**PROBLEM DESCRIPTION:**
Reproduce each line of the listing exactly.
— BEGIN DATA EXTRACT —
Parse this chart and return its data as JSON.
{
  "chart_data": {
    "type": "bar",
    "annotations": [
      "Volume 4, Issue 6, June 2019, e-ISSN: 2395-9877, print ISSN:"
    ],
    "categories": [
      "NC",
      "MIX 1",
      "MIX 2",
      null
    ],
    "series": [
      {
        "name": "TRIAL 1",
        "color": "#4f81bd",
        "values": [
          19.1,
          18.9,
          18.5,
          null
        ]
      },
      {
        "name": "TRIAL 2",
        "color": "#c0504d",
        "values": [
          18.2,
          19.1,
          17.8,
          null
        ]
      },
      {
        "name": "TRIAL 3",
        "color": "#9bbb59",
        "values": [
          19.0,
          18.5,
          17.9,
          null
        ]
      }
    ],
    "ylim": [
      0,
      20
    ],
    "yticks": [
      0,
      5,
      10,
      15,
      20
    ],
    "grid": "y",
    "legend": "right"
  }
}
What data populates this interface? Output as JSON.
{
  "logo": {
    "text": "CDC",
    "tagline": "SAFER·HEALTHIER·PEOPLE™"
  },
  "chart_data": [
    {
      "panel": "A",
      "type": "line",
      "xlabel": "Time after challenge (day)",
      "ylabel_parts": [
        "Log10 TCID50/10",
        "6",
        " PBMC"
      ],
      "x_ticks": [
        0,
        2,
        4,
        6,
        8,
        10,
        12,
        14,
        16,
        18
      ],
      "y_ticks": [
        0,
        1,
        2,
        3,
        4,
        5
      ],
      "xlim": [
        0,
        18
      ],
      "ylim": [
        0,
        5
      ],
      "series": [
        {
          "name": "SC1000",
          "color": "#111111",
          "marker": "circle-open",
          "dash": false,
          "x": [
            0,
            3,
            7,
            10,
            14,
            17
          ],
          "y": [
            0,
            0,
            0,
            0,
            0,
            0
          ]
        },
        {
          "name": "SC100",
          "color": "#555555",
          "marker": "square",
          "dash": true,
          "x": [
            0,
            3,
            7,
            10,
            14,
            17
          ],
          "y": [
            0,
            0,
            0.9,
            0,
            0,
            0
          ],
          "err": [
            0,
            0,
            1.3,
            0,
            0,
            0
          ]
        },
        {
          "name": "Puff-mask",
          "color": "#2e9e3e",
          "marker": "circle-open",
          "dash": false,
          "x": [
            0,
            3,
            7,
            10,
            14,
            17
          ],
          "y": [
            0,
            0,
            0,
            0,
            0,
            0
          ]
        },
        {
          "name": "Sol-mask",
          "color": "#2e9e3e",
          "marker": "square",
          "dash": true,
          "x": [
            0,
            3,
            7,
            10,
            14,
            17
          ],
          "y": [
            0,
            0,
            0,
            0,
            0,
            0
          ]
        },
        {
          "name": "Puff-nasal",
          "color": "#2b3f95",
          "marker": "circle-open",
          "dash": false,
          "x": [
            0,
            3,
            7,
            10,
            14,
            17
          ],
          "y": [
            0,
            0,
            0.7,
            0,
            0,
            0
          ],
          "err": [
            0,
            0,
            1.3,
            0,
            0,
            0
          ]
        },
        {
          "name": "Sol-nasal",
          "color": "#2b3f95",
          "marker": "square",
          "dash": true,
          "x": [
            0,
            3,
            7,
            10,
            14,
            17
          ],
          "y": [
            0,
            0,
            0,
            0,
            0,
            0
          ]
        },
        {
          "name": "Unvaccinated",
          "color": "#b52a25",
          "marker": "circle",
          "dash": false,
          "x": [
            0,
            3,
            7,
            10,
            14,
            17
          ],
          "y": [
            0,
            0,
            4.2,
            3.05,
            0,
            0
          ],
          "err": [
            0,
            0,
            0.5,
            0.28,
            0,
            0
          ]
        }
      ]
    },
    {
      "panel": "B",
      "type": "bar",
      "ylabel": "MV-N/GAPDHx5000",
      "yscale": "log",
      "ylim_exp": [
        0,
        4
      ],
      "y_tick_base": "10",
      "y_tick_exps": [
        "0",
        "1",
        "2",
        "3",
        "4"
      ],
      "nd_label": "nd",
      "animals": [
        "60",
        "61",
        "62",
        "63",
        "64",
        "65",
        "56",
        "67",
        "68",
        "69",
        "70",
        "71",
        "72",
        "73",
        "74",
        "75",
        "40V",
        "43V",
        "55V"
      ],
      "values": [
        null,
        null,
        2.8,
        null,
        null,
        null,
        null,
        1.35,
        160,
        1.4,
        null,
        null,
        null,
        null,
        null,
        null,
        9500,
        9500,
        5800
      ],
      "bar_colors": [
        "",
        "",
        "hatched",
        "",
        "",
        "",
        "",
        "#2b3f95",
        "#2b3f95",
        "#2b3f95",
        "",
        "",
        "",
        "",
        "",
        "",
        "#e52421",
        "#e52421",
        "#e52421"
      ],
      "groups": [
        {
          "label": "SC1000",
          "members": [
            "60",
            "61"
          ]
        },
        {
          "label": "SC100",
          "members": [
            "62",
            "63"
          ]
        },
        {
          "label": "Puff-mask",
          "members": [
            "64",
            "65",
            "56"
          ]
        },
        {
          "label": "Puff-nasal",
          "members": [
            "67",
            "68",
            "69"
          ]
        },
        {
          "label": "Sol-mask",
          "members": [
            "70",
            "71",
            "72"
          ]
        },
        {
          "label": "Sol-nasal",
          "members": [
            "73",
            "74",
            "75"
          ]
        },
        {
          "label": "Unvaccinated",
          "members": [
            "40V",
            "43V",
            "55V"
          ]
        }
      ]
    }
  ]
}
— END DATA EXTRACT —
**SOLUTION FOR THIS PROBLEM:**
Parse this chart and return its data as JSON.
{
  "chart_data": {
    "type": "bar",
    "annotations": [
      "Volume 4, Issue 6, June 2019, e-ISSN: 2395-9877, print ISSN:"
    ],
    "categories": [
      "NC",
      "MIX 1",
      "MIX 2",
      null
    ],
    "series": [
      {
        "name": "TRIAL 1",
        "color": "#4f81bd",
        "values": [
          19.1,
          18.9,
          18.5,
          null
        ]
      },
      {
        "name": "TRIAL 2",
        "color": "#c0504d",
        "values": [
          18.2,
          19.1,
          17.8,
          null
        ]
      },
      {
        "name": "TRIAL 3",
        "color": "#9bbb59",
        "values": [
          19.0,
          18.5,
          17.9,
          null
        ]
      }
    ],
    "ylim": [
      0,
      20
    ],
    "yticks": [
      0,
      5,
      10,
      15,
      20
    ],
    "grid": "y",
    "legend": "right"
  }
}
What data populates this interface? Output as JSON.
{
  "logo": {
    "text": "CDC",
    "tagline": "SAFER·HEALTHIER·PEOPLE™"
  },
  "chart_data": [
    {
      "panel": "A",
      "type": "line",
      "xlabel": "Time after challenge (day)",
      "ylabel_parts": [
        "Log10 TCID50/10",
        "6",
        " PBMC"
      ],
      "x_ticks": [
        0,
        2,
        4,
        6,
        8,
        10,
        12,
        14,
        16,
        18
      ],
      "y_ticks": [
        0,
        1,
        2,
        3,
        4,
        5
      ],
      "xlim": [
        0,
        18
      ],
      "ylim": [
        0,
        5
      ],
      "series": [
        {
          "name": "SC1000",
          "color": "#111111",
          "marker": "circle-open",
          "dash": false,
          "x": [
            0,
            3,
            7,
            10,
            14,
            17
          ],
          "y": [
            0,
            0,
            0,
            0,
            0,
            0
          ]
        },
        {
          "name": "SC100",
          "color": "#555555",
          "marker": "square",
          "dash": true,
          "x": [
            0,
            3,
            7,
            10,
            14,
            17
          ],
          "y": [
            0,
            0,
            0.9,
            0,
            0,
            0
          ],
          "err": [
            0,
            0,
            1.3,
            0,
            0,
            0
          ]
        },
        {
          "name": "Puff-mask",
          "color": "#2e9e3e",
          "marker": "circle-open",
          "dash": false,
          "x": [
            0,
            3,
            7,
            10,
            14,
            17
          ],
          "y": [
            0,
            0,
            0,
            0,
            0,
            0
          ]
        },
        {
          "name": "Sol-mask",
          "color": "#2e9e3e",
          "marker": "square",
          "dash": true,
          "x": [
            0,
            3,
            7,
            10,
            14,
            17
          ],
          "y": [
            0,
            0,
            0,
            0,
            0,
            0
          ]
        },
        {
          "name": "Puff-nasal",
          "color": "#2b3f95",
          "marker": "circle-open",
          "dash": false,
          "x": [
            0,
            3,
            7,
            10,
            14,
            17
          ],
          "y": [
            0,
            0,
            0.7,
            0,
            0,
            0
          ],
          "err": [
            0,
            0,
            1.3,
            0,
            0,
            0
          ]
        },
        {
          "name": "Sol-nasal",
          "color": "#2b3f95",
          "marker": "square",
          "dash": true,
          "x": [
            0,
            3,
            7,
            10,
            14,
            17
          ],
          "y": [
            0,
            0,
            0,
            0,
            0,
            0
          ]
        },
        {
          "name": "Unvaccinated",
          "color": "#b52a25",
          "marker": "circle",
          "dash": false,
          "x": [
            0,
            3,
            7,
            10,
            14,
            17
          ],
          "y": [
            0,
            0,
            4.2,
            3.05,
            0,
            0
          ],
          "err": [
            0,
            0,
            0.5,
            0.28,
            0,
            0
          ]
        }
      ]
    },
    {
      "panel": "B",
      "type": "bar",
      "ylabel": "MV-N/GAPDHx5000",
      "yscale": "log",
      "ylim_exp": [
        0,
        4
      ],
      "y_tick_base": "10",
      "y_tick_exps": [
        "0",
        "1",
        "2",
        "3",
        "4"
      ],
      "nd_label": "nd",
      "animals": [
        "60",
        "61",
        "62",
        "63",
        "64",
        "65",
        "56",
        "67",
        "68",
        "69",
        "70",
        "71",
        "72",
        "73",
        "74",
        "75",
        "40V",
        "43V",
        "55V"
      ],
      "values": [
        null,
        null,
        2.8,
        null,
        null,
        null,
        null,
        1.35,
        160,
        1.4,
        null,
        null,
        null,
        null,
        null,
        null,
        9500,
        9500,
        5800
      ],
      "bar_colors": [
        "",
        "",
        "hatched",
        "",
        "",
        "",
        "",
        "#2b3f95",
        "#2b3f95",
        "#2b3f95",
        "",
        "",
        "",
        "",
        "",
        "",
        "#e52421",
        "#e52421",
        "#e52421"
      ],
      "groups": [
        {
          "label": "SC1000",
          "members": [
            "60",
            "61"
          ]
        },
        {
          "label": "SC100",
          "members": [
            "62",
            "63"
          ]
        },
        {
          "label": "Puff-mask",
          "members": [
            "64",
            "65",
            "56"
          ]
        },
        {
          "label": "Puff-nasal",
          "members": [
            "67",
            "68",
            "69"
          ]
        },
        {
          "label": "Sol-mask",
          "members": [
            "70",
            "71",
            "72"
          ]
        },
        {
          "label": "Sol-nasal",
          "members": [
            "73",
            "74",
            "75"
          ]
        },
        {
          "label": "Unvaccinated",
          "members": [
            "40V",
            "43V",
            "55V"
          ]
        }
      ]
    }
  ]
}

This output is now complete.